- _WHAT NEEDS TO BE DONE_
Reproduce all of the records exactly.

- _SUPPLIED ENTRIES_
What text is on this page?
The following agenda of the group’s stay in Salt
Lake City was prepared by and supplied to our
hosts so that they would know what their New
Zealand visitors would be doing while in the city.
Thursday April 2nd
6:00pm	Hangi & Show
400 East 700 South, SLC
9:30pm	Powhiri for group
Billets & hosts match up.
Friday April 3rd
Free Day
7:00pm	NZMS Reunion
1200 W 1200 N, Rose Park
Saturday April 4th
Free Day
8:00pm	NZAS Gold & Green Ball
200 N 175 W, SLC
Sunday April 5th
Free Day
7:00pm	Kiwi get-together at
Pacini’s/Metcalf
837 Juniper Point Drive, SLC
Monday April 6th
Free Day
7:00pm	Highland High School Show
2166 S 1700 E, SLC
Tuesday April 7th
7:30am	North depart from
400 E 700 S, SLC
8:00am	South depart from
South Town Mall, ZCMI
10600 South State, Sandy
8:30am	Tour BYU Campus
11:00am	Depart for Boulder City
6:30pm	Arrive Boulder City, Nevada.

- _CORRECT RESPONSE_
What text is on this page?
The following agenda of the group’s stay in Salt
Lake City was prepared by and supplied to our
hosts so that they would know what their New
Zealand visitors would be doing while in the city.
Thursday April 2nd
6:00pm	Hangi & Show
400 East 700 South, SLC
9:30pm	Powhiri for group
Billets & hosts match up.
Friday April 3rd
Free Day
7:00pm	NZMS Reunion
1200 W 1200 N, Rose Park
Saturday April 4th
Free Day
8:00pm	NZAS Gold & Green Ball
200 N 175 W, SLC
Sunday April 5th
Free Day
7:00pm	Kiwi get-together at
Pacini’s/Metcalf
837 Juniper Point Drive, SLC
Monday April 6th
Free Day
7:00pm	Highland High School Show
2166 S 1700 E, SLC
Tuesday April 7th
7:30am	North depart from
400 E 700 S, SLC
8:00am	South depart from
South Town Mall, ZCMI
10600 South State, Sandy
8:30am	Tour BYU Campus
11:00am	Depart for Boulder City
6:30pm	Arrive Boulder City, Nevada.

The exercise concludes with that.